# Stated exercise
Each entry must appear again exactly as it does in the source.

# Dataset content
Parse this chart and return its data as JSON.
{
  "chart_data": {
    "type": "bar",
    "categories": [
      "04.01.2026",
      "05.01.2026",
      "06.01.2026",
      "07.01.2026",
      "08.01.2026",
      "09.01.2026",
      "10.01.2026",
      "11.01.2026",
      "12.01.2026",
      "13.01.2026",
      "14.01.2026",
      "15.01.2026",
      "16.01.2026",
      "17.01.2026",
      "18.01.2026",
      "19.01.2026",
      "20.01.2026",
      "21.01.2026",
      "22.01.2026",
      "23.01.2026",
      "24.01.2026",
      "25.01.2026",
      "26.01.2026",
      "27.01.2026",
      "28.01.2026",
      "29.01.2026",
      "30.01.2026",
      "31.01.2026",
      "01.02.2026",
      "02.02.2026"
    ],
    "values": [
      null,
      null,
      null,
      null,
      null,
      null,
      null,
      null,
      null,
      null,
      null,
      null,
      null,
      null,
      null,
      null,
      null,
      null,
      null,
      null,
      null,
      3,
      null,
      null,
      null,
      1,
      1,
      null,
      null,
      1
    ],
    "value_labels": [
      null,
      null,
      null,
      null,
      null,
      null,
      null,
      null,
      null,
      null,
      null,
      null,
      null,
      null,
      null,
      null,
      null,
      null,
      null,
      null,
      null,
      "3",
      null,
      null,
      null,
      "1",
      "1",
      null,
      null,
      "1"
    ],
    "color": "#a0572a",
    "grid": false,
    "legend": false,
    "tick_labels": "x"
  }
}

# Output
Parse this chart and return its data as JSON.
{
  "chart_data": {
    "type": "bar",
    "categories": [
      "04.01.2026",
      "05.01.2026",
      "06.01.2026",
      "07.01.2026",
      "08.01.2026",
      "09.01.2026",
      "10.01.2026",
      "11.01.2026",
      "12.01.2026",
      "13.01.2026",
      "14.01.2026",
      "15.01.2026",
      "16.01.2026",
      "17.01.2026",
      "18.01.2026",
      "19.01.2026",
      "20.01.2026",
      "21.01.2026",
      "22.01.2026",
      "23.01.2026",
      "24.01.2026",
      "25.01.2026",
      "26.01.2026",
      "27.01.2026",
      "28.01.2026",
      "29.01.2026",
      "30.01.2026",
      "31.01.2026",
      "01.02.2026",
      "02.02.2026"
    ],
    "values": [
      null,
      null,
      null,
      null,
      null,
      null,
      null,
      null,
      null,
      null,
      null,
      null,
      null,
      null,
      null,
      null,
      null,
      null,
      null,
      null,
      null,
      3,
      null,
      null,
      null,
      1,
      1,
      null,
      null,
      1
    ],
    "value_labels": [
      null,
      null,
      null,
      null,
      null,
      null,
      null,
      null,
      null,
      null,
      null,
      null,
      null,
      null,
      null,
      null,
      null,
      null,
      null,
      null,
      null,
      "3",
      null,
      null,
      null,
      "1",
      "1",
      null,
      null,
      "1"
    ],
    "color": "#a0572a",
    "grid": false,
    "legend": false,
    "tick_labels": "x"
  }
}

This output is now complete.